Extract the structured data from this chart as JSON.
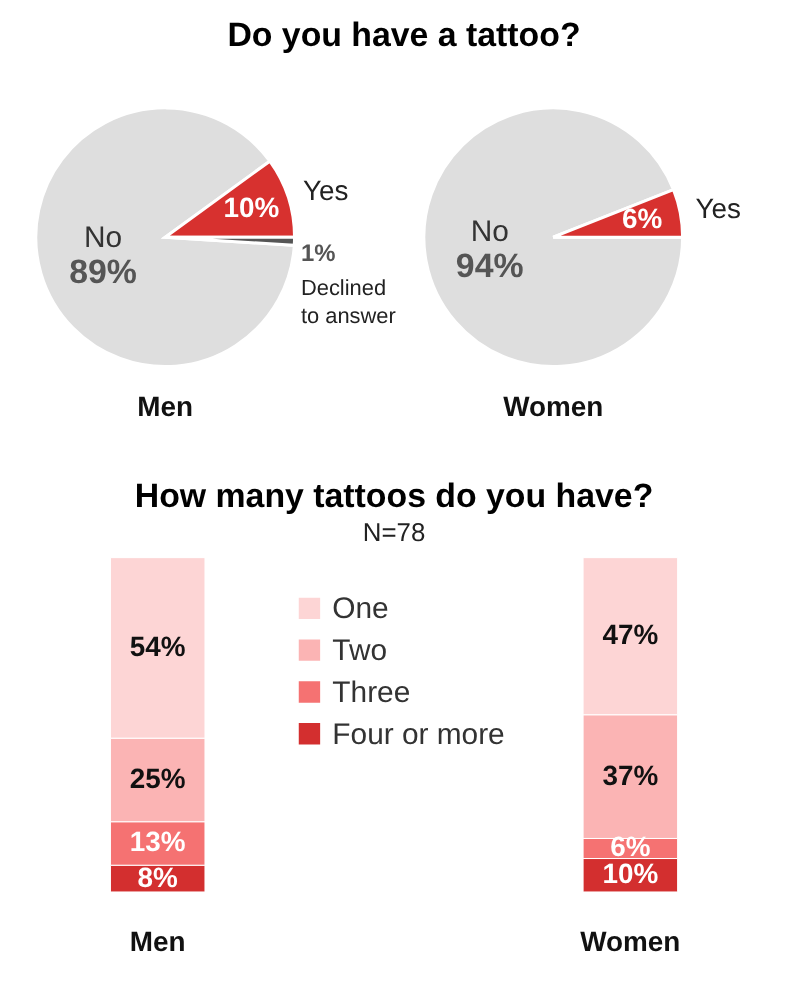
{
  "chart_data": [
    {
      "type": "pie",
      "title": "Do you have a tattoo?",
      "xlabel": "Men",
      "categories": [
        "No",
        "Yes",
        "Declined to answer"
      ],
      "values": [
        89,
        10,
        1
      ],
      "colors": [
        "#dedede",
        "#d7312f",
        "#555555"
      ],
      "value_labels": [
        "89%",
        "10%",
        "1%"
      ]
    },
    {
      "type": "pie",
      "xlabel": "Women",
      "categories": [
        "No",
        "Yes"
      ],
      "values": [
        94,
        6
      ],
      "colors": [
        "#dedede",
        "#d7312f"
      ],
      "value_labels": [
        "94%",
        "6%"
      ]
    },
    {
      "type": "bar",
      "title": "How many tattoos do you have?",
      "subtitle": "N=78",
      "categories": [
        "Men",
        "Women"
      ],
      "stacked": true,
      "legend": "top",
      "series": [
        {
          "name": "Four or more",
          "color": "#d32f2f",
          "values": [
            8,
            10
          ],
          "value_labels": [
            "8%",
            "10%"
          ]
        },
        {
          "name": "Three",
          "color": "#f57272",
          "values": [
            13,
            6
          ],
          "value_labels": [
            "13%",
            "6%"
          ]
        },
        {
          "name": "Two",
          "color": "#fbb4b4",
          "values": [
            25,
            37
          ],
          "value_labels": [
            "25%",
            "37%"
          ]
        },
        {
          "name": "One",
          "color": "#fdd5d5",
          "values": [
            54,
            47
          ],
          "value_labels": [
            "54%",
            "47%"
          ]
        }
      ]
    }
  ]
}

____

Count how many lines of the listing above include "name" and report that number alone.

4